## Work instructions
Update the items starting with the line containing "x-tick-label: GDP <box>74 323 110 340</box>" and going on through the line containing "y-tick-label: 0.2 <box>26 238 49 256</box>": swap "x-tick-label" for "x-axis-label" and leave everything else as it is.

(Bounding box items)

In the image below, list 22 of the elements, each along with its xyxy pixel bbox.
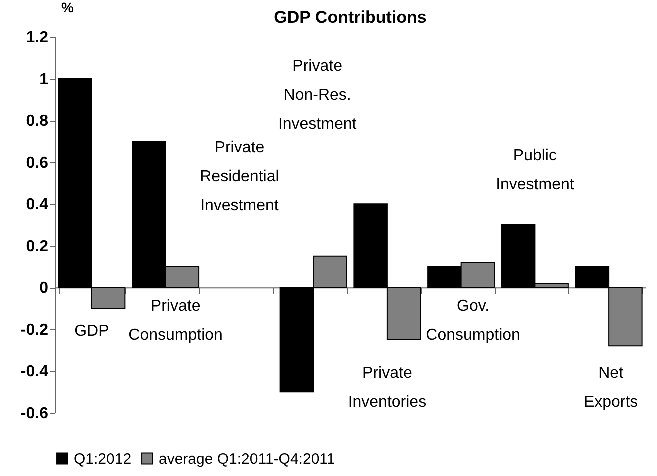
x-tick-label: GDP <box>74 323 110 340</box>
x-tick-label: Public Investment <box>496 148 575 194</box>
x-tick-label: Private Consumption <box>128 298 223 344</box>
y-tick-label: -0.6 <box>20 406 49 422</box>
y-tick-label: -0.2 <box>20 322 49 339</box>
y-tick-label: 0.2 <box>26 238 49 256</box>
legend-label: average Q1:2011-Q4:2011 <box>159 450 336 468</box>
legend-label: Q1:2012 <box>74 450 132 468</box>
chart-title: GDP Contributions <box>274 8 427 27</box>
y-tick-label: 0.8 <box>26 113 49 130</box>
y-tick-label: 0.6 <box>26 154 49 172</box>
y-tick-label: -0.4 <box>20 364 49 381</box>
x-tick-label: Private Inventories <box>348 364 427 411</box>
x-tick-label: Net Exports <box>584 364 638 411</box>
x-tick-label: Gov. Consumption <box>426 298 520 344</box>
y-tick-label: 1 <box>40 71 49 88</box>
x-tick-label: Private Residential Investment <box>200 139 280 214</box>
y-tick-label: 0 <box>40 280 49 298</box>
x-tick-label: Private Non-Res. Investment <box>278 58 358 133</box>
y-axis-title: % <box>62 0 74 16</box>
y-tick-label: 0.4 <box>26 196 49 214</box>
y-tick-label: 1.2 <box>26 30 49 46</box>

## Solution to this task
x-axis-label: GDP <box>74 323 110 340</box>
x-axis-label: Public Investment <box>496 148 575 194</box>
x-axis-label: Private Consumption <box>128 298 223 344</box>
y-tick-label: -0.6 <box>20 406 49 422</box>
y-tick-label: -0.2 <box>20 322 49 339</box>
y-tick-label: 0.2 <box>26 238 49 256</box>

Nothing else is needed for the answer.